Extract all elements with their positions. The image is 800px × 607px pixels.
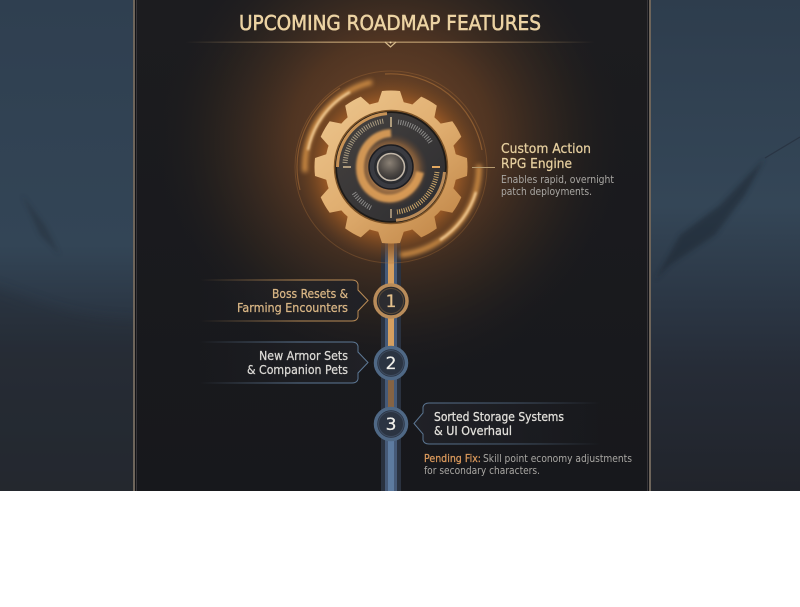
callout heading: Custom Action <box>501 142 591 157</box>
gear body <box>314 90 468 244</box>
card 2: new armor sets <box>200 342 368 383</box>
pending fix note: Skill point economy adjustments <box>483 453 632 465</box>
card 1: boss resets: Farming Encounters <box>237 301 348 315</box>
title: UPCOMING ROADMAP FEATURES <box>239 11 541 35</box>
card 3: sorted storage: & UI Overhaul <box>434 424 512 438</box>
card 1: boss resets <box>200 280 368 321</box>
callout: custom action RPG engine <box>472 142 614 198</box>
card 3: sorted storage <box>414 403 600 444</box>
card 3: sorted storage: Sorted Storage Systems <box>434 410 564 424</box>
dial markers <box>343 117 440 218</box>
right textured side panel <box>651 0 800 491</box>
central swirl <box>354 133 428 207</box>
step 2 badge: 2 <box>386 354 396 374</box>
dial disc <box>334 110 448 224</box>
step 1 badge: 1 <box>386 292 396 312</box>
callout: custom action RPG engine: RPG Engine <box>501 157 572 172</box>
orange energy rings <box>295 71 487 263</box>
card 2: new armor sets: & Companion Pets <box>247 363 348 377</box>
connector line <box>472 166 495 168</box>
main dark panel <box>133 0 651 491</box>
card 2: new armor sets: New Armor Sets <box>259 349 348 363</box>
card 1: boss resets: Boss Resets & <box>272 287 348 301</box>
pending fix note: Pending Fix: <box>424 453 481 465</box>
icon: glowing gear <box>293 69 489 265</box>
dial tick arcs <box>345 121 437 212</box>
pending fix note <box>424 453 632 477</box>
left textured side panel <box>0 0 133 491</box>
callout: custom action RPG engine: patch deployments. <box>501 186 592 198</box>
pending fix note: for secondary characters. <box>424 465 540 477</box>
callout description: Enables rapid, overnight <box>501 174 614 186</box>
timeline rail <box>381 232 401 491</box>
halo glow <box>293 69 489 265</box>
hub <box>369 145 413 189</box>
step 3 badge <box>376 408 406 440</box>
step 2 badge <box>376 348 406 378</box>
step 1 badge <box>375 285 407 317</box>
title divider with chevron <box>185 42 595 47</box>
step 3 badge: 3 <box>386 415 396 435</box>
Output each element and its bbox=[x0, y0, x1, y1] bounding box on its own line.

---+---

SHORT EXERCISE — Rewrite the lines of the items above with "callout" renamed to "annotation" everywhere, keeping everything else the same. Omit the pictures from your answer.

OUTPUT BELOW —
Extract all elements with their positions. The image is 800px × 607px pixels.
annotation heading: Custom Action <box>501 142 591 157</box>
gear body <box>314 90 468 244</box>
card 2: new armor sets <box>200 342 368 383</box>
pending fix note: Skill point economy adjustments <box>483 453 632 465</box>
card 1: boss resets: Farming Encounters <box>237 301 348 315</box>
title: UPCOMING ROADMAP FEATURES <box>239 11 541 35</box>
card 3: sorted storage: & UI Overhaul <box>434 424 512 438</box>
card 1: boss resets <box>200 280 368 321</box>
annotation: custom action RPG engine <box>472 142 614 198</box>
card 3: sorted storage <box>414 403 600 444</box>
card 3: sorted storage: Sorted Storage Systems <box>434 410 564 424</box>
dial markers <box>343 117 440 218</box>
right textured side panel <box>651 0 800 491</box>
central swirl <box>354 133 428 207</box>
step 2 badge: 2 <box>386 354 396 374</box>
dial disc <box>334 110 448 224</box>
step 1 badge: 1 <box>386 292 396 312</box>
annotation: custom action RPG engine: RPG Engine <box>501 157 572 172</box>
orange energy rings <box>295 71 487 263</box>
card 2: new armor sets: & Companion Pets <box>247 363 348 377</box>
connector line <box>472 166 495 168</box>
main dark panel <box>133 0 651 491</box>
card 2: new armor sets: New Armor Sets <box>259 349 348 363</box>
card 1: boss resets: Boss Resets & <box>272 287 348 301</box>
pending fix note: Pending Fix: <box>424 453 481 465</box>
icon: glowing gear <box>293 69 489 265</box>
dial tick arcs <box>345 121 437 212</box>
pending fix note <box>424 453 632 477</box>
left textured side panel <box>0 0 133 491</box>
annotation: custom action RPG engine: patch deployments. <box>501 186 592 198</box>
pending fix note: for secondary characters. <box>424 465 540 477</box>
annotation description: Enables rapid, overnight <box>501 174 614 186</box>
timeline rail <box>381 232 401 491</box>
halo glow <box>293 69 489 265</box>
hub <box>369 145 413 189</box>
step 3 badge <box>376 408 406 440</box>
step 2 badge <box>376 348 406 378</box>
step 1 badge <box>375 285 407 317</box>
title divider with chevron <box>185 42 595 47</box>
step 3 badge: 3 <box>386 415 396 435</box>
Output each element and its bbox=[x0, y0, x1, y1] bounding box on its own line.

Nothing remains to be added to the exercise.